GIVEN EXERCISE: Every line below should be copied exactly; drop the pictures.

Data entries

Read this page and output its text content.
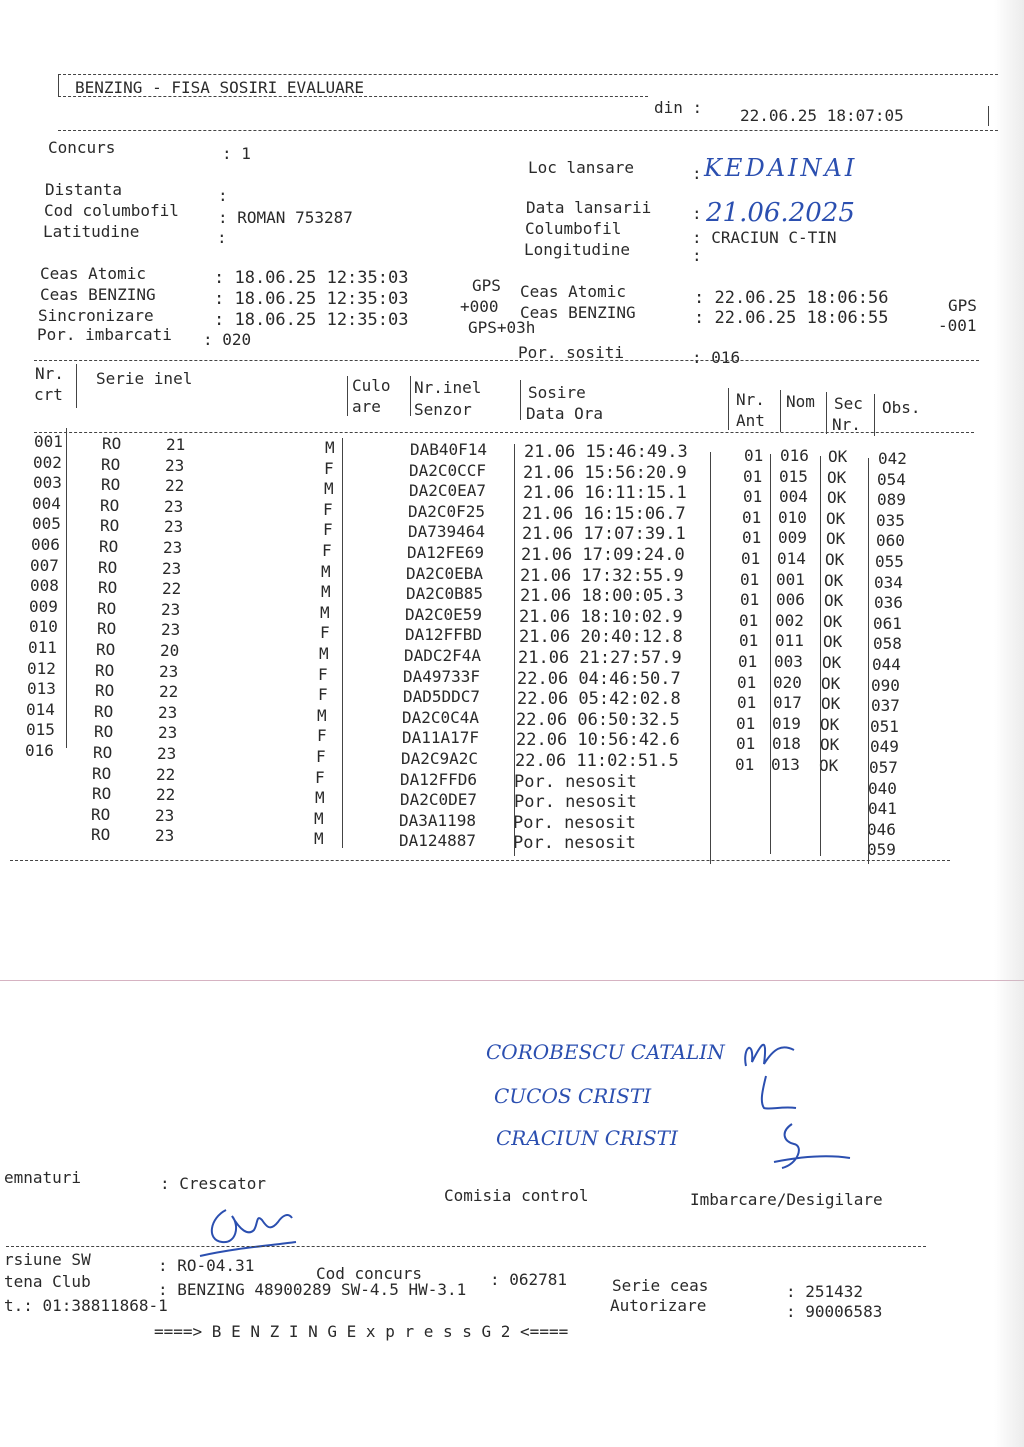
BENZING - FISA SOSIRI EVALUARE
din : 22.06.25 18:07:05
Concurs	: 1
Distanta	:
Cod columbofil : ROMAN 753287
Latitudine	:
Loc lansare	: KEDAINAI
Data lansarii	: 21.06.2025
Columbofil	: CRACIUN C-TIN
Longitudine	:
Ceas Atomic	: 18.06.25 12:35:03	GPS
Ceas BENZING	: 18.06.25 12:35:03	+000
Sincronizare	: 18.06.25 12:35:03	GPS+03h
Por. imbarcati : 020
Ceas Atomic	: 22.06.25 18:06:56	GPS
Ceas BENZING	: 22.06.25 18:06:55	-001
Por. sositi	: 016
Nr.
crt
Serie inel	Culo
are
Nr.inel
Senzor
Sosire
Data Ora
Nr.
Ant
Nom Sec
Nr.
Obs.
001 RO	21	M	DAB40F14 21.06 15:46:49.3	01 016 OK 042
002 RO	23	F	DA2C0CCF 21.06 15:56:20.9	01 015 OK 054
003 RO	22	M	DA2C0EA7 21.06 16:11:15.1	01 004 OK 089
004 RO	23	F	DA2C0F25 21.06 16:15:06.7	01 010 OK 035
005 RO	23	F	DA739464 21.06 17:07:39.1	01 009 OK 060
006 RO	23	F	DA12FE69 21.06 17:09:24.0	01 014 OK 055
007 RO	23	M	DA2C0EBA 21.06 17:32:55.9	01 001 OK 034
008 RO	22	M	DA2C0B85 21.06 18:00:05.3	01 006 OK 036
009 RO	23	M	DA2C0E59 21.06 18:10:02.9	01 002 OK 061
010 RO	23	F	DA12FFBD 21.06 20:40:12.8	01 011 OK 058
011 RO	20	M	DADC2F4A 21.06 21:27:57.9	01 003 OK 044
012 RO	23	F	DA49733F 22.06 04:46:50.7	01 020 OK 090
013 RO	22	F	DAD5DDC7 22.06 05:42:02.8	01 017 OK 037
014 RO	23	M	DA2C0C4A 22.06 06:50:32.5	01 019 OK 051
015 RO	23	F	DA11A17F 22.06 10:56:42.6	01 018 OK 049
016 RO	23	F	DA2C9A2C 22.06 11:02:51.5	01 013 OK 057
RO	22	F	DA12FFD6 Por. nesosit	040
RO	22	M	DA2C0DE7 Por. nesosit	041
RO	23	M	DA3A1198 Por. nesosit	046
RO	23	M	DA124887 Por. nesosit	059
COROBESCU CATALIN
CUCOS CRISTI
CRACIUN CRISTI
emnaturi	: Crescator
Comisia control	Imbarcare/Desigilare
rsiune SW	: RO-04.31	Cod concurs	: 062781	Serie ceas	: 251432
tena Club	: BENZING 48900289 SW-4.5 HW-3.1
Autorizare	: 90006583
t.: 01:38811868-1
====> B E N Z I N G E x p r e s s G 2 <====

SOLUTION:
Read this page and output its text content.
BENZING - FISA SOSIRI EVALUARE
din : 22.06.25 18:07:05
Concurs	: 1
Distanta	:
Cod columbofil : ROMAN 753287
Latitudine	:
Loc lansare	: KEDAINAI
Data lansarii	: 21.06.2025
Columbofil	: CRACIUN C-TIN
Longitudine	:
Ceas Atomic	: 18.06.25 12:35:03	GPS
Ceas BENZING	: 18.06.25 12:35:03	+000
Sincronizare	: 18.06.25 12:35:03	GPS+03h
Por. imbarcati : 020
Ceas Atomic	: 22.06.25 18:06:56	GPS
Ceas BENZING	: 22.06.25 18:06:55	-001
Por. sositi	: 016
Nr.
crt
Serie inel	Culo
are
Nr.inel
Senzor
Sosire
Data Ora
Nr.
Ant
Nom Sec
Nr.
Obs.
001 RO	21	M	DAB40F14 21.06 15:46:49.3	01 016 OK 042
002 RO	23	F	DA2C0CCF 21.06 15:56:20.9	01 015 OK 054
003 RO	22	M	DA2C0EA7 21.06 16:11:15.1	01 004 OK 089
004 RO	23	F	DA2C0F25 21.06 16:15:06.7	01 010 OK 035
005 RO	23	F	DA739464 21.06 17:07:39.1	01 009 OK 060
006 RO	23	F	DA12FE69 21.06 17:09:24.0	01 014 OK 055
007 RO	23	M	DA2C0EBA 21.06 17:32:55.9	01 001 OK 034
008 RO	22	M	DA2C0B85 21.06 18:00:05.3	01 006 OK 036
009 RO	23	M	DA2C0E59 21.06 18:10:02.9	01 002 OK 061
010 RO	23	F	DA12FFBD 21.06 20:40:12.8	01 011 OK 058
011 RO	20	M	DADC2F4A 21.06 21:27:57.9	01 003 OK 044
012 RO	23	F	DA49733F 22.06 04:46:50.7	01 020 OK 090
013 RO	22	F	DAD5DDC7 22.06 05:42:02.8	01 017 OK 037
014 RO	23	M	DA2C0C4A 22.06 06:50:32.5	01 019 OK 051
015 RO	23	F	DA11A17F 22.06 10:56:42.6	01 018 OK 049
016 RO	23	F	DA2C9A2C 22.06 11:02:51.5	01 013 OK 057
RO	22	F	DA12FFD6 Por. nesosit	040
RO	22	M	DA2C0DE7 Por. nesosit	041
RO	23	M	DA3A1198 Por. nesosit	046
RO	23	M	DA124887 Por. nesosit	059
COROBESCU CATALIN
CUCOS CRISTI
CRACIUN CRISTI
emnaturi	: Crescator
Comisia control	Imbarcare/Desigilare
rsiune SW	: RO-04.31	Cod concurs	: 062781	Serie ceas	: 251432
tena Club	: BENZING 48900289 SW-4.5 HW-3.1
Autorizare	: 90006583
t.: 01:38811868-1
====> B E N Z I N G E x p r e s s G 2 <====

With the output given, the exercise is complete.